START

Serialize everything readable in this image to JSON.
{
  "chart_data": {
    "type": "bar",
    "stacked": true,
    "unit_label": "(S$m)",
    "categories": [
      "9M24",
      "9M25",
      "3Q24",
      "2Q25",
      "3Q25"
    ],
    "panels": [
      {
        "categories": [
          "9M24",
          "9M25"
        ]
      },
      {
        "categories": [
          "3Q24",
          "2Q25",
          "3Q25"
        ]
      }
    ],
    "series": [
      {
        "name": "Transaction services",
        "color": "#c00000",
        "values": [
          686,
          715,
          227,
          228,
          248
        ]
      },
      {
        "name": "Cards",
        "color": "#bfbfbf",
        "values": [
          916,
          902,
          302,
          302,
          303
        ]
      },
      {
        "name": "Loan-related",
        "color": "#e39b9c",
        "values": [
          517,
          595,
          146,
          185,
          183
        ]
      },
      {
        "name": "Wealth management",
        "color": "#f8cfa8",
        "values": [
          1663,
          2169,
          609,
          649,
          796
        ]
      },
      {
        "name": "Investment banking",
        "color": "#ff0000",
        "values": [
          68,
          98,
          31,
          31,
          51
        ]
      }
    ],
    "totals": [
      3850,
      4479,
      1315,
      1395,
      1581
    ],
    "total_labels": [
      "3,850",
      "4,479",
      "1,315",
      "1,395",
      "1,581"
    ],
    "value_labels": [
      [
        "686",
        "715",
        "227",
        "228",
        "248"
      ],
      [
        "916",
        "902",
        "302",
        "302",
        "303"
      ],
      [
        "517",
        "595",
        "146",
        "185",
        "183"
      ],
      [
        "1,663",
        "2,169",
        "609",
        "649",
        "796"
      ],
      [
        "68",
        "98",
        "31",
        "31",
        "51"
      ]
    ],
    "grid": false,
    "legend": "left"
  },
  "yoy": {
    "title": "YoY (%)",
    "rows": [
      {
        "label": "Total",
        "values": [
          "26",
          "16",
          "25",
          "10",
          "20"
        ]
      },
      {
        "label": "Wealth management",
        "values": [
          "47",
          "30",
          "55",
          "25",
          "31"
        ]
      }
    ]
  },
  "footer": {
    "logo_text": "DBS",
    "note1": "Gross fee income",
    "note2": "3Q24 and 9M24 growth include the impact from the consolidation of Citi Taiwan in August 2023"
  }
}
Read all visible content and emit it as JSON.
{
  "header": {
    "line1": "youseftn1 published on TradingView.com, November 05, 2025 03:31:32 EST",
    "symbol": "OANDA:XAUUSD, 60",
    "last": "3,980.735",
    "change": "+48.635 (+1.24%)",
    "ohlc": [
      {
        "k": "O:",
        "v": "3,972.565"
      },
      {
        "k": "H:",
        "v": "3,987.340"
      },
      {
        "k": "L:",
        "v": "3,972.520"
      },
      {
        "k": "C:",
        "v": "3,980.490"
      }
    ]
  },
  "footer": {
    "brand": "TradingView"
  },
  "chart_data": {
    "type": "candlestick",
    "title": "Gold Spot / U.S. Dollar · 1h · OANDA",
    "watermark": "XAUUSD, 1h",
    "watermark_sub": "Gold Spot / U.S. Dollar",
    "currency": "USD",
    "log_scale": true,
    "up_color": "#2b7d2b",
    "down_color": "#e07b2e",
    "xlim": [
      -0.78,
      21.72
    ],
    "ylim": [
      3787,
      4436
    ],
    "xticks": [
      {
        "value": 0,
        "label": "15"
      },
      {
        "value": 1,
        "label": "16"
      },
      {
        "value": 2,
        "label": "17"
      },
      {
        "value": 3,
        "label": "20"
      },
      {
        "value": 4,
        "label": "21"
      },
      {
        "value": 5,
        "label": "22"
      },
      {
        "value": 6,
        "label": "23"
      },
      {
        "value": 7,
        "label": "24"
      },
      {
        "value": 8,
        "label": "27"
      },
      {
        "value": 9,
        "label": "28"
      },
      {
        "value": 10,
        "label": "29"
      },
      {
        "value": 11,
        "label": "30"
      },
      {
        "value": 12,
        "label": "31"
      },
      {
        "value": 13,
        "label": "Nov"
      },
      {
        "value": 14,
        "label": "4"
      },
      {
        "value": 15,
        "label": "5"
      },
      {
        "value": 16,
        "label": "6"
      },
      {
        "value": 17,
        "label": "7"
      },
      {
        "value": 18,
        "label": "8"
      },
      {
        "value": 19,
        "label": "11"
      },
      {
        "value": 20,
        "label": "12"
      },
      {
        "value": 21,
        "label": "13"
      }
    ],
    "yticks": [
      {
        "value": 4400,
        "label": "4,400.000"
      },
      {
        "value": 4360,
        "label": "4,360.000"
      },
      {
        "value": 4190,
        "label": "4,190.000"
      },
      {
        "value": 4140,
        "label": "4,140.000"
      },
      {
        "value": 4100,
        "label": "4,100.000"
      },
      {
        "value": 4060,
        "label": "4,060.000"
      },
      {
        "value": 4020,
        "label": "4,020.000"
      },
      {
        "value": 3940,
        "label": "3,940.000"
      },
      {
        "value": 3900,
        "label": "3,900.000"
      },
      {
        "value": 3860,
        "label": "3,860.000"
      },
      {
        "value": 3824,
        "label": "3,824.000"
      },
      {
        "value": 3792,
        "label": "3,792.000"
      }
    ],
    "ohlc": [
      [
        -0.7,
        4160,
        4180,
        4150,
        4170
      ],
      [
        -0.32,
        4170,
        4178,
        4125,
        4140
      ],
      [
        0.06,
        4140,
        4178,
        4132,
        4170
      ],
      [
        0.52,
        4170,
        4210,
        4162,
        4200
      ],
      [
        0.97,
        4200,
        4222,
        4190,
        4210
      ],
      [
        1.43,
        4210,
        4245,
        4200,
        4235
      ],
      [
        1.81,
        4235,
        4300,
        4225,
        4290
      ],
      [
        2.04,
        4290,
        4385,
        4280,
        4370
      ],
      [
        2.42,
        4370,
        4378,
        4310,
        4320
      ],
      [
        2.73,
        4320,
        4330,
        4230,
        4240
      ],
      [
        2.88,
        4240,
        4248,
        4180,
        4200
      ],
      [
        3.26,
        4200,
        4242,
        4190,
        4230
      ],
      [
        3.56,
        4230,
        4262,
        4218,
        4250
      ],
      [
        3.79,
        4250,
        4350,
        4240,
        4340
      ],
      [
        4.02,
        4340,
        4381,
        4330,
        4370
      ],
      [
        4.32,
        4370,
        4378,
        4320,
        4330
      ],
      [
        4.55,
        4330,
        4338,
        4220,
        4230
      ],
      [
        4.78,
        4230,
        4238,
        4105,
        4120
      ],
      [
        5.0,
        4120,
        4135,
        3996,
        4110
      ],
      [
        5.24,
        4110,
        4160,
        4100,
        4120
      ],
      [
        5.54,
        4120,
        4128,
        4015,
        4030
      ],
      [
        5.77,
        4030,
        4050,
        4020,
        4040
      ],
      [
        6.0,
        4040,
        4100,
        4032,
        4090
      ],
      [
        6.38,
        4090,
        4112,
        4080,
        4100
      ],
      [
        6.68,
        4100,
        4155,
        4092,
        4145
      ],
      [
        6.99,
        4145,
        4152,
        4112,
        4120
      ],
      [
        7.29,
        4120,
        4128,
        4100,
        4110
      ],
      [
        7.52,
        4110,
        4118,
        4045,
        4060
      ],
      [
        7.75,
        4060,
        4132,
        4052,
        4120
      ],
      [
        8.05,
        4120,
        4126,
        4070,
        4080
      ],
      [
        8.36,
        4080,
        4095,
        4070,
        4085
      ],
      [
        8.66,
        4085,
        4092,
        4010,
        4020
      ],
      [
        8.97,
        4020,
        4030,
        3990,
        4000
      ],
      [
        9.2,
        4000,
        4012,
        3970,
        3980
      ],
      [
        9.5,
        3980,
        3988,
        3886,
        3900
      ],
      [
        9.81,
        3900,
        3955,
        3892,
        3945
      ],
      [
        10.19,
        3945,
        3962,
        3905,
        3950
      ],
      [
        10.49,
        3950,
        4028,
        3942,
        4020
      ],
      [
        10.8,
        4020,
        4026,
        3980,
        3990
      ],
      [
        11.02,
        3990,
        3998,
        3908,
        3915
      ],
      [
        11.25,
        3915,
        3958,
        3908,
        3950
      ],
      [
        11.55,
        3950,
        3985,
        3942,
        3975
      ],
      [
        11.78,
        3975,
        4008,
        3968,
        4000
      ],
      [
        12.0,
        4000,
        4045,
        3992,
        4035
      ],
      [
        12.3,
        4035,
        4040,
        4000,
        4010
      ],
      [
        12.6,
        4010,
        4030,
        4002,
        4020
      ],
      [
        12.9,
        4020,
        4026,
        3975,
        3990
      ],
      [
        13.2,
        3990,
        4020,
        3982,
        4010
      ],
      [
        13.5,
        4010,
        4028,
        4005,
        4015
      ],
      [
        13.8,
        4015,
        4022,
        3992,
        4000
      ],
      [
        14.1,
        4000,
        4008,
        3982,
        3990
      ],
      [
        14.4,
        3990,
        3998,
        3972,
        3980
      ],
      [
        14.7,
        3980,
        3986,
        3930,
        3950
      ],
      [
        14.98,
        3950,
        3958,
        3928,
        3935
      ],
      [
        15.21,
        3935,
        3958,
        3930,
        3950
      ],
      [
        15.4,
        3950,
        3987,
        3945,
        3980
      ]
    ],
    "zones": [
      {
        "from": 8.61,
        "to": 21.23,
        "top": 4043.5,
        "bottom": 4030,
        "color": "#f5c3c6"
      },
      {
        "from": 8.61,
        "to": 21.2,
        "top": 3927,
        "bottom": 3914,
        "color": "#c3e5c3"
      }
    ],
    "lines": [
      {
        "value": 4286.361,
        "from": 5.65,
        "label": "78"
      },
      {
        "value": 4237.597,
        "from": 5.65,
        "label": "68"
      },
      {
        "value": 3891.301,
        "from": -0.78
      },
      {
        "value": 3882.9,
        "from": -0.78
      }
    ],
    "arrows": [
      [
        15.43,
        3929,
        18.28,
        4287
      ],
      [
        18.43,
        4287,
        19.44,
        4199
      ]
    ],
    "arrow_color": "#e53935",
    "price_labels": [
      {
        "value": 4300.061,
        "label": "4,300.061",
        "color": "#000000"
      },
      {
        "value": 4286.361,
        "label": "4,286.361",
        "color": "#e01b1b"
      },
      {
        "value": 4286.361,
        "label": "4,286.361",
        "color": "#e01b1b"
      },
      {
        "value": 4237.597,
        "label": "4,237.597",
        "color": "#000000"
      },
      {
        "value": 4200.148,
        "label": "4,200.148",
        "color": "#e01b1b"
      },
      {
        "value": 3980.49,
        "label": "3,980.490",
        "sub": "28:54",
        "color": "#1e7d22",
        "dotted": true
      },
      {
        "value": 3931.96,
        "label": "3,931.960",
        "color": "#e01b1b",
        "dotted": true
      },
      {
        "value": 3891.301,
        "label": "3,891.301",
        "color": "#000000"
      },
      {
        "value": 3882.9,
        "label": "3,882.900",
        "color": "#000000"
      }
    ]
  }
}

END

### Work instructions
Tally the lines containing "OANDA". Provide the number without any other words.

### Result of the task
2